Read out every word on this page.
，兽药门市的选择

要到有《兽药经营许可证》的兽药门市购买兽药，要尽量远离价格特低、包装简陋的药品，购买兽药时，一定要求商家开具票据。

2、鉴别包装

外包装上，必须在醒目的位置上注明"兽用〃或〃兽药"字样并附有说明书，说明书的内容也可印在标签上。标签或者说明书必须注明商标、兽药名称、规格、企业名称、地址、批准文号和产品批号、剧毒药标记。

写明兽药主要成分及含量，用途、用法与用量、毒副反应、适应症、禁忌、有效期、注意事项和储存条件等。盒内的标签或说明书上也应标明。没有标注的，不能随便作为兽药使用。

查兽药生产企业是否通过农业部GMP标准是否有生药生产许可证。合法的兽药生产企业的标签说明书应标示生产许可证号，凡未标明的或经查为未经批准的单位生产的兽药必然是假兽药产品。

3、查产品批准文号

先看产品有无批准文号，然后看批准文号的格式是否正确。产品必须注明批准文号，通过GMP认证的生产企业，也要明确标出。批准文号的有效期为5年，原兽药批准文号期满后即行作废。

++++++++++++++++++++

- INSTRUCTION:
Exactly as shown, repeat every record.

- COMPLETED EXERCISE:
Read out every word on this page.
，兽药门市的选择

要到有《兽药经营许可证》的兽药门市购买兽药，要尽量远离价格特低、包装简陋的药品，购买兽药时，一定要求商家开具票据。

2、鉴别包装

外包装上，必须在醒目的位置上注明"兽用〃或〃兽药"字样并附有说明书，说明书的内容也可印在标签上。标签或者说明书必须注明商标、兽药名称、规格、企业名称、地址、批准文号和产品批号、剧毒药标记。

写明兽药主要成分及含量，用途、用法与用量、毒副反应、适应症、禁忌、有效期、注意事项和储存条件等。盒内的标签或说明书上也应标明。没有标注的，不能随便作为兽药使用。

查兽药生产企业是否通过农业部GMP标准是否有生药生产许可证。合法的兽药生产企业的标签说明书应标示生产许可证号，凡未标明的或经查为未经批准的单位生产的兽药必然是假兽药产品。

3、查产品批准文号

先看产品有无批准文号，然后看批准文号的格式是否正确。产品必须注明批准文号，通过GMP认证的生产企业，也要明确标出。批准文号的有效期为5年，原兽药批准文号期满后即行作废。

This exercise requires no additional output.